▶ **Problem details**
Your task is to transcribe all the entries exactly, excluding pictures.

Records from a dataset:

____

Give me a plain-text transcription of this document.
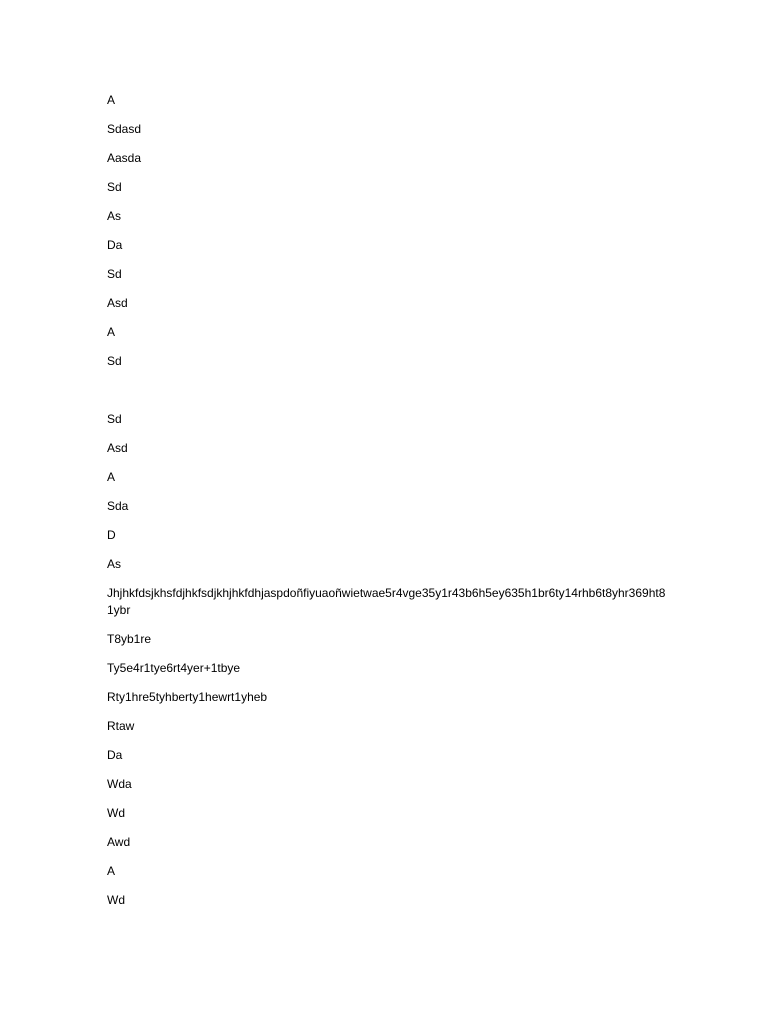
A

Sdasd

Aasda

Sd

As

Da

Sd

Asd

A

Sd

Sd

Asd

A

Sda

D

As

Jhjhkfdsjkhsfdjhkfsdjkhjhkfdhjaspdoñfiyuaoñwietwae5r4vge35y1r43b6h5ey635h1br6ty14rhb6t8yhr369ht81ybr

T8yb1re

Ty5e4r1tye6rt4yer+1tbye

Rty1hre5tyhberty1hewrt1yheb

Rtaw

Da

Wda

Wd

Awd

A

Wd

____

▶ **Response for this exercise**
Give me a plain-text transcription of this document.
A

Sdasd

Aasda

Sd

As

Da

Sd

Asd

A

Sd

Sd

Asd

A

Sda

D

As

Jhjhkfdsjkhsfdjhkfsdjkhjhkfdhjaspdoñfiyuaoñwietwae5r4vge35y1r43b6h5ey635h1br6ty14rhb6t8yhr369ht81ybr

T8yb1re

Ty5e4r1tye6rt4yer+1tbye

Rty1hre5tyhberty1hewrt1yheb

Rtaw

Da

Wda

Wd

Awd

A

Wd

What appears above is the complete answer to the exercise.